▼▼▼

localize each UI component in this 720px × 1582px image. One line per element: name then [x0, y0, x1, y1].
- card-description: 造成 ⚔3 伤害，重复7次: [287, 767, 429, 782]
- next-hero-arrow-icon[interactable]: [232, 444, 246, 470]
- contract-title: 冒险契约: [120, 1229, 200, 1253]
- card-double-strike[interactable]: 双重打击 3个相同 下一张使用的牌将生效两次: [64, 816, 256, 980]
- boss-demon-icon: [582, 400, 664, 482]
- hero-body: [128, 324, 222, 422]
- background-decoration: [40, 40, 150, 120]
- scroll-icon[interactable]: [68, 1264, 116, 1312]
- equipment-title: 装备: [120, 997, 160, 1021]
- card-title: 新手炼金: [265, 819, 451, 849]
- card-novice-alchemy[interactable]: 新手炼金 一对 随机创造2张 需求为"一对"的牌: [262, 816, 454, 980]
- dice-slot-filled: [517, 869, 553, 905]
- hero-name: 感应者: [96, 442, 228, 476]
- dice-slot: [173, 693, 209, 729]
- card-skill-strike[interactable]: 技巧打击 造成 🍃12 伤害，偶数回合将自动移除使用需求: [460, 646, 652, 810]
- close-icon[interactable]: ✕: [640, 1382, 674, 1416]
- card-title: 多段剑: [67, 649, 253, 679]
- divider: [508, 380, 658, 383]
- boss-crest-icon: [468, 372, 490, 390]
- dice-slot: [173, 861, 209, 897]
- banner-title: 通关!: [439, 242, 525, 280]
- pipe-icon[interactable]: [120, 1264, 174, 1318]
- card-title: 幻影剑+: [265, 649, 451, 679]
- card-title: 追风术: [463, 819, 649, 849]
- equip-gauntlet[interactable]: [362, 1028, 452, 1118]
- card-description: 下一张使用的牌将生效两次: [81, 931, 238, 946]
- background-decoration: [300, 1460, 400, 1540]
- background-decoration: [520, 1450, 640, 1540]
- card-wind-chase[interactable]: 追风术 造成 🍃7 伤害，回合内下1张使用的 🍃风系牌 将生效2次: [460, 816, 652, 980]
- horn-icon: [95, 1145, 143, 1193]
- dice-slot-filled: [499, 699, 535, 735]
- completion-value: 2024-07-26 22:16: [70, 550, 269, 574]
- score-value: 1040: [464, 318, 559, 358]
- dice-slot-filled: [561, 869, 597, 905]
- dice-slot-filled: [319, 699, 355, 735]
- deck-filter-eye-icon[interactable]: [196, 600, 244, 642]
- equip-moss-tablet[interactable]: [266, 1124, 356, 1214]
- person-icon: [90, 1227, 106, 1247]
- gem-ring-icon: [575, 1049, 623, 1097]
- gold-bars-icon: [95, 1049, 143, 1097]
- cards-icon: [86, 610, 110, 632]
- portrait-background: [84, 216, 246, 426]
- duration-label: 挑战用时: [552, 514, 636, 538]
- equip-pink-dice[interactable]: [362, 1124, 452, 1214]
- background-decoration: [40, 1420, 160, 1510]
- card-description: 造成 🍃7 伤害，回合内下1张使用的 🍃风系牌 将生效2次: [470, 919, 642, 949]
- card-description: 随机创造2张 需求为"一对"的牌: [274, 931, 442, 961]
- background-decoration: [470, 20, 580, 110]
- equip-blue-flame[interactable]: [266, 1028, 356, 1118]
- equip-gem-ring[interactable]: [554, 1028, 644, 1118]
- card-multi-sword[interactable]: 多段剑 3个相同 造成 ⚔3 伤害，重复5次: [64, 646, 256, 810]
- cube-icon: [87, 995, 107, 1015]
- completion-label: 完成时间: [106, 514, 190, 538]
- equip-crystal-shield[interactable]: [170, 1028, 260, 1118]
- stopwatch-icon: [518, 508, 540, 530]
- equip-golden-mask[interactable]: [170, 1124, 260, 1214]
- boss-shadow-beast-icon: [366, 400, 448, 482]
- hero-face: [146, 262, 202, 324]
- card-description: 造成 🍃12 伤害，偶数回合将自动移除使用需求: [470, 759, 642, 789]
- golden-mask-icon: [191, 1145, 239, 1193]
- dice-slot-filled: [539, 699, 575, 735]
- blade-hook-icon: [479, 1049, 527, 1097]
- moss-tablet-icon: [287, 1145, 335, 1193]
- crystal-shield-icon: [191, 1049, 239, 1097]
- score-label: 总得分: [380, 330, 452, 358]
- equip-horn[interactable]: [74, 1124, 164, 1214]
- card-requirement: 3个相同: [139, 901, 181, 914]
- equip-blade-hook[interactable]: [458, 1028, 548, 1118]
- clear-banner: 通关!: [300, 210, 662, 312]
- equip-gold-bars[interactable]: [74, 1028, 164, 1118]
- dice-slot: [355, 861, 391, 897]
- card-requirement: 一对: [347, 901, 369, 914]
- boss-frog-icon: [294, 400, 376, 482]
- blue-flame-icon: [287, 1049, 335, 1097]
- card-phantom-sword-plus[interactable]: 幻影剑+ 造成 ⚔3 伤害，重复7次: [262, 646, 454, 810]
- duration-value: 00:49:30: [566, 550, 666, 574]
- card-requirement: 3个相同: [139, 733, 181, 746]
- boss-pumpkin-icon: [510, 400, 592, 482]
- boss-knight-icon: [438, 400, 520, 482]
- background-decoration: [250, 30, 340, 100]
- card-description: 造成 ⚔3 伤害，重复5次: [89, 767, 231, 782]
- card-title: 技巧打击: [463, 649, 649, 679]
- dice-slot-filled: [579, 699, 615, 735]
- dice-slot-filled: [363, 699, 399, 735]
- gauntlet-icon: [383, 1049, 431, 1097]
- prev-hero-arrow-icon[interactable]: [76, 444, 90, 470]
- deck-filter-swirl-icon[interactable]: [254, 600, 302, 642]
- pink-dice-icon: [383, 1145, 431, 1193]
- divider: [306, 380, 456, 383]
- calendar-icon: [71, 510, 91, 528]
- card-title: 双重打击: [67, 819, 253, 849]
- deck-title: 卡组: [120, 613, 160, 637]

▲▲▲

Exercise instructions:
Please rewrite the material above with "background-decoration" changed to "bg-decoration" and everything else left as it is.

Task response:
localize each UI component in this 720px × 1582px image. One line per element: name then [x0, y0, x1, y1].
- card-description: 造成 ⚔3 伤害，重复7次: [287, 767, 429, 782]
- next-hero-arrow-icon[interactable]: [232, 444, 246, 470]
- contract-title: 冒险契约: [120, 1229, 200, 1253]
- card-double-strike[interactable]: 双重打击 3个相同 下一张使用的牌将生效两次: [64, 816, 256, 980]
- boss-demon-icon: [582, 400, 664, 482]
- hero-body: [128, 324, 222, 422]
- bg-decoration: [40, 40, 150, 120]
- scroll-icon[interactable]: [68, 1264, 116, 1312]
- equipment-title: 装备: [120, 997, 160, 1021]
- card-title: 新手炼金: [265, 819, 451, 849]
- card-novice-alchemy[interactable]: 新手炼金 一对 随机创造2张 需求为"一对"的牌: [262, 816, 454, 980]
- dice-slot-filled: [517, 869, 553, 905]
- hero-name: 感应者: [96, 442, 228, 476]
- dice-slot: [173, 693, 209, 729]
- card-skill-strike[interactable]: 技巧打击 造成 🍃12 伤害，偶数回合将自动移除使用需求: [460, 646, 652, 810]
- close-icon[interactable]: ✕: [640, 1382, 674, 1416]
- card-title: 多段剑: [67, 649, 253, 679]
- divider: [508, 380, 658, 383]
- boss-crest-icon: [468, 372, 490, 390]
- dice-slot: [173, 861, 209, 897]
- banner-title: 通关!: [439, 242, 525, 280]
- pipe-icon[interactable]: [120, 1264, 174, 1318]
- card-title: 幻影剑+: [265, 649, 451, 679]
- card-title: 追风术: [463, 819, 649, 849]
- equip-gauntlet[interactable]: [362, 1028, 452, 1118]
- card-description: 下一张使用的牌将生效两次: [81, 931, 238, 946]
- bg-decoration: [300, 1460, 400, 1540]
- bg-decoration: [520, 1450, 640, 1540]
- card-wind-chase[interactable]: 追风术 造成 🍃7 伤害，回合内下1张使用的 🍃风系牌 将生效2次: [460, 816, 652, 980]
- horn-icon: [95, 1145, 143, 1193]
- dice-slot-filled: [499, 699, 535, 735]
- completion-value: 2024-07-26 22:16: [70, 550, 269, 574]
- score-value: 1040: [464, 318, 559, 358]
- dice-slot-filled: [561, 869, 597, 905]
- dice-slot-filled: [319, 699, 355, 735]
- deck-filter-eye-icon[interactable]: [196, 600, 244, 642]
- equip-moss-tablet[interactable]: [266, 1124, 356, 1214]
- person-icon: [90, 1227, 106, 1247]
- gem-ring-icon: [575, 1049, 623, 1097]
- gold-bars-icon: [95, 1049, 143, 1097]
- cards-icon: [86, 610, 110, 632]
- portrait-background: [84, 216, 246, 426]
- duration-label: 挑战用时: [552, 514, 636, 538]
- equip-pink-dice[interactable]: [362, 1124, 452, 1214]
- bg-decoration: [40, 1420, 160, 1510]
- card-description: 造成 🍃7 伤害，回合内下1张使用的 🍃风系牌 将生效2次: [470, 919, 642, 949]
- card-description: 随机创造2张 需求为"一对"的牌: [274, 931, 442, 961]
- bg-decoration: [470, 20, 580, 110]
- equip-blue-flame[interactable]: [266, 1028, 356, 1118]
- equip-gem-ring[interactable]: [554, 1028, 644, 1118]
- card-multi-sword[interactable]: 多段剑 3个相同 造成 ⚔3 伤害，重复5次: [64, 646, 256, 810]
- cube-icon: [87, 995, 107, 1015]
- completion-label: 完成时间: [106, 514, 190, 538]
- equip-crystal-shield[interactable]: [170, 1028, 260, 1118]
- stopwatch-icon: [518, 508, 540, 530]
- equip-golden-mask[interactable]: [170, 1124, 260, 1214]
- boss-shadow-beast-icon: [366, 400, 448, 482]
- hero-face: [146, 262, 202, 324]
- card-description: 造成 🍃12 伤害，偶数回合将自动移除使用需求: [470, 759, 642, 789]
- golden-mask-icon: [191, 1145, 239, 1193]
- dice-slot-filled: [539, 699, 575, 735]
- blade-hook-icon: [479, 1049, 527, 1097]
- moss-tablet-icon: [287, 1145, 335, 1193]
- crystal-shield-icon: [191, 1049, 239, 1097]
- score-label: 总得分: [380, 330, 452, 358]
- equip-horn[interactable]: [74, 1124, 164, 1214]
- card-requirement: 3个相同: [139, 901, 181, 914]
- equip-blade-hook[interactable]: [458, 1028, 548, 1118]
- clear-banner: 通关!: [300, 210, 662, 312]
- equip-gold-bars[interactable]: [74, 1028, 164, 1118]
- dice-slot: [355, 861, 391, 897]
- card-requirement: 一对: [347, 901, 369, 914]
- boss-frog-icon: [294, 400, 376, 482]
- blue-flame-icon: [287, 1049, 335, 1097]
- card-phantom-sword-plus[interactable]: 幻影剑+ 造成 ⚔3 伤害，重复7次: [262, 646, 454, 810]
- duration-value: 00:49:30: [566, 550, 666, 574]
- card-requirement: 3个相同: [139, 733, 181, 746]
- boss-pumpkin-icon: [510, 400, 592, 482]
- boss-knight-icon: [438, 400, 520, 482]
- bg-decoration: [250, 30, 340, 100]
- card-description: 造成 ⚔3 伤害，重复5次: [89, 767, 231, 782]
- card-title: 技巧打击: [463, 649, 649, 679]
- dice-slot-filled: [579, 699, 615, 735]
- dice-slot-filled: [363, 699, 399, 735]
- gauntlet-icon: [383, 1049, 431, 1097]
- prev-hero-arrow-icon[interactable]: [76, 444, 90, 470]
- deck-filter-swirl-icon[interactable]: [254, 600, 302, 642]
- pink-dice-icon: [383, 1145, 431, 1193]
- divider: [306, 380, 456, 383]
- calendar-icon: [71, 510, 91, 528]
- card-title: 双重打击: [67, 819, 253, 849]
- deck-title: 卡组: [120, 613, 160, 637]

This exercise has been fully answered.